Saved entries
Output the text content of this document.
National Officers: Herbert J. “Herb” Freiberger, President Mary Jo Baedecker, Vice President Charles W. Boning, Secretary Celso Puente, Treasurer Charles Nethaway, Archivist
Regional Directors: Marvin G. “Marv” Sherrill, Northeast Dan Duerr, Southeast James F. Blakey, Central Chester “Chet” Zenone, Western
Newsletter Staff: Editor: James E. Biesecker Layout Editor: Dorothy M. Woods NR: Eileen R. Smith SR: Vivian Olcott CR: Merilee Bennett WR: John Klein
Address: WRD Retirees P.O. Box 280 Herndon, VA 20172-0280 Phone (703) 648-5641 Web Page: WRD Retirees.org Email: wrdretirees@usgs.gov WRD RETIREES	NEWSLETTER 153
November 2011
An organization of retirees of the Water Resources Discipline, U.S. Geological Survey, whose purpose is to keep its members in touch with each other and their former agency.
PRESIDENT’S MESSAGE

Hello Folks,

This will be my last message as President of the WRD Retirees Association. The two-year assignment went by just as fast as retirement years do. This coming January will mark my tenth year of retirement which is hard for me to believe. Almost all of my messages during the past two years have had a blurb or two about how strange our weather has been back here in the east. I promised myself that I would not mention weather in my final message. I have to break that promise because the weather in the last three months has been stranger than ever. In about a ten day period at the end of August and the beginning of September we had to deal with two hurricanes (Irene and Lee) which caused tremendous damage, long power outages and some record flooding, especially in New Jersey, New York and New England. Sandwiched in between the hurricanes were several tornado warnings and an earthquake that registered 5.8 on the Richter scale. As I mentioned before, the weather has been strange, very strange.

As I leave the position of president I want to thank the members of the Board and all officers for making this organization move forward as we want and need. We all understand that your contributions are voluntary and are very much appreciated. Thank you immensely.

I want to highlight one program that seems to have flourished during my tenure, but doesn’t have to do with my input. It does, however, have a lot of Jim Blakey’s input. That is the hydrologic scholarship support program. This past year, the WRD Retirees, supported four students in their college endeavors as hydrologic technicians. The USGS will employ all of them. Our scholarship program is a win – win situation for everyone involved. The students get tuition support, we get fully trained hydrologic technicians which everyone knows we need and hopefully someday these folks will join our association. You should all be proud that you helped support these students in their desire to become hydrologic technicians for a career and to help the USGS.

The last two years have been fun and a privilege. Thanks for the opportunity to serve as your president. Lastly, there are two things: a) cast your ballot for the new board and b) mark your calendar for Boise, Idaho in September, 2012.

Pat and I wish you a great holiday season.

▸ SHORT TASK:
The records above are to be repeated exactly, in their entirety.

▸ SOLUTION FOR THIS PROBLEM:
Output the text content of this document.
National Officers: Herbert J. “Herb” Freiberger, President Mary Jo Baedecker, Vice President Charles W. Boning, Secretary Celso Puente, Treasurer Charles Nethaway, Archivist
Regional Directors: Marvin G. “Marv” Sherrill, Northeast Dan Duerr, Southeast James F. Blakey, Central Chester “Chet” Zenone, Western
Newsletter Staff: Editor: James E. Biesecker Layout Editor: Dorothy M. Woods NR: Eileen R. Smith SR: Vivian Olcott CR: Merilee Bennett WR: John Klein
Address: WRD Retirees P.O. Box 280 Herndon, VA 20172-0280 Phone (703) 648-5641 Web Page: WRD Retirees.org Email: wrdretirees@usgs.gov WRD RETIREES	NEWSLETTER 153
November 2011
An organization of retirees of the Water Resources Discipline, U.S. Geological Survey, whose purpose is to keep its members in touch with each other and their former agency.
PRESIDENT’S MESSAGE

Hello Folks,

This will be my last message as President of the WRD Retirees Association. The two-year assignment went by just as fast as retirement years do. This coming January will mark my tenth year of retirement which is hard for me to believe. Almost all of my messages during the past two years have had a blurb or two about how strange our weather has been back here in the east. I promised myself that I would not mention weather in my final message. I have to break that promise because the weather in the last three months has been stranger than ever. In about a ten day period at the end of August and the beginning of September we had to deal with two hurricanes (Irene and Lee) which caused tremendous damage, long power outages and some record flooding, especially in New Jersey, New York and New England. Sandwiched in between the hurricanes were several tornado warnings and an earthquake that registered 5.8 on the Richter scale. As I mentioned before, the weather has been strange, very strange.

As I leave the position of president I want to thank the members of the Board and all officers for making this organization move forward as we want and need. We all understand that your contributions are voluntary and are very much appreciated. Thank you immensely.

I want to highlight one program that seems to have flourished during my tenure, but doesn’t have to do with my input. It does, however, have a lot of Jim Blakey’s input. That is the hydrologic scholarship support program. This past year, the WRD Retirees, supported four students in their college endeavors as hydrologic technicians. The USGS will employ all of them. Our scholarship program is a win – win situation for everyone involved. The students get tuition support, we get fully trained hydrologic technicians which everyone knows we need and hopefully someday these folks will join our association. You should all be proud that you helped support these students in their desire to become hydrologic technicians for a career and to help the USGS.

The last two years have been fun and a privilege. Thanks for the opportunity to serve as your president. Lastly, there are two things: a) cast your ballot for the new board and b) mark your calendar for Boise, Idaho in September, 2012.

Pat and I wish you a great holiday season.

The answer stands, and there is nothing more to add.